Search the listing below for the string "when" and copy every line where it occurs.
═════ SUPPLIED DATA
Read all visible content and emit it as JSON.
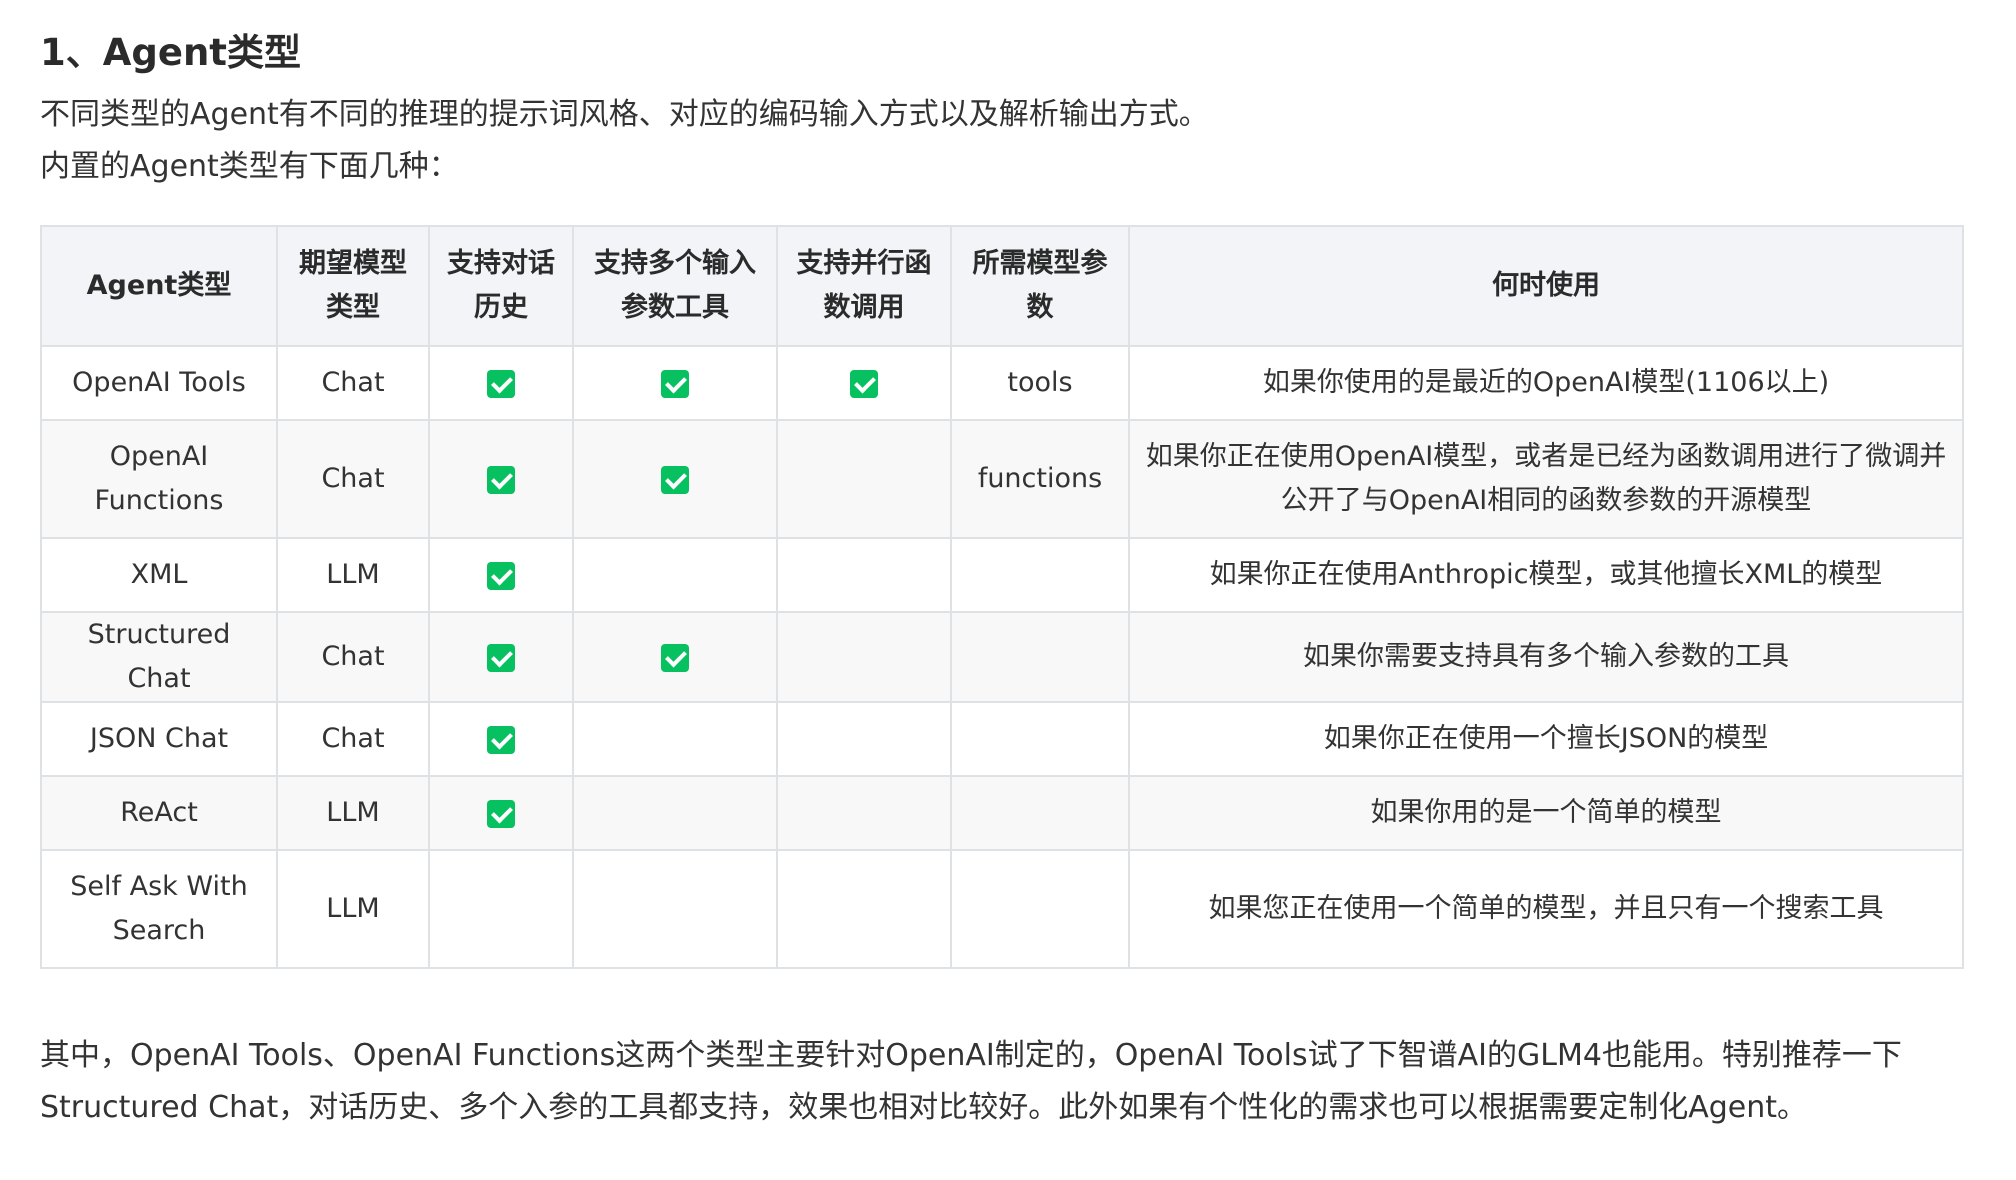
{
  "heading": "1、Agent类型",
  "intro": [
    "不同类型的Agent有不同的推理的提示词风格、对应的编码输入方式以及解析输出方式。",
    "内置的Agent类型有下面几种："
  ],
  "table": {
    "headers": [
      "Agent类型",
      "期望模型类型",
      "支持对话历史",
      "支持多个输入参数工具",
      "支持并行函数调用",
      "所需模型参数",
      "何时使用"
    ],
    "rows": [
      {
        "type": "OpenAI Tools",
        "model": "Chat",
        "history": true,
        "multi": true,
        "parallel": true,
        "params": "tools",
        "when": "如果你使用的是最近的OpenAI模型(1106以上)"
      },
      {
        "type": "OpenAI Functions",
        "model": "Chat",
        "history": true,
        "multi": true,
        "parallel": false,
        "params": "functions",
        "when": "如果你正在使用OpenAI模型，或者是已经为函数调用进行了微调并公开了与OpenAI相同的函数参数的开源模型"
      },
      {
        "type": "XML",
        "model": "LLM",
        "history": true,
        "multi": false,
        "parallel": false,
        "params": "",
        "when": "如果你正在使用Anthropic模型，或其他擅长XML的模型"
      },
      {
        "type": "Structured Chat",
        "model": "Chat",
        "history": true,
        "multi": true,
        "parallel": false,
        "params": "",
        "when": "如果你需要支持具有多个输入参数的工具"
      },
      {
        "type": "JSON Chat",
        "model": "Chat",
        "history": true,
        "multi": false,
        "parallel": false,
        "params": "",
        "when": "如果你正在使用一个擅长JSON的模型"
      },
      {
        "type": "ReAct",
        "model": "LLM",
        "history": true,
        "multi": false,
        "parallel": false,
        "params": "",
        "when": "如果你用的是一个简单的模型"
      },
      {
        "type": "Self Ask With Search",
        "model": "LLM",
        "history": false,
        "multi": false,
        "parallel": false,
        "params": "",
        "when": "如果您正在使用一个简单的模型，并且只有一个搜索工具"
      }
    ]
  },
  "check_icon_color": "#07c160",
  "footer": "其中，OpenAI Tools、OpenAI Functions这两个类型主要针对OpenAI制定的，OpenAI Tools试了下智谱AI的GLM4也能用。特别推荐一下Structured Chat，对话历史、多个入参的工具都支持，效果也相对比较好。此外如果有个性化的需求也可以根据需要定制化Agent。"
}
══════════
**FULL RESPONSE**.
        "when": "如果你使用的是最近的OpenAI模型(1106以上)"
        "when": "如果你正在使用OpenAI模型，或者是已经为函数调用进行了微调并公开了与OpenAI相同的函数参数的开源模型"
        "when": "如果你正在使用Anthropic模型，或其他擅长XML的模型"
        "when": "如果你需要支持具有多个输入参数的工具"
        "when": "如果你正在使用一个擅长JSON的模型"
        "when": "如果你用的是一个简单的模型"
        "when": "如果您正在使用一个简单的模型，并且只有一个搜索工具"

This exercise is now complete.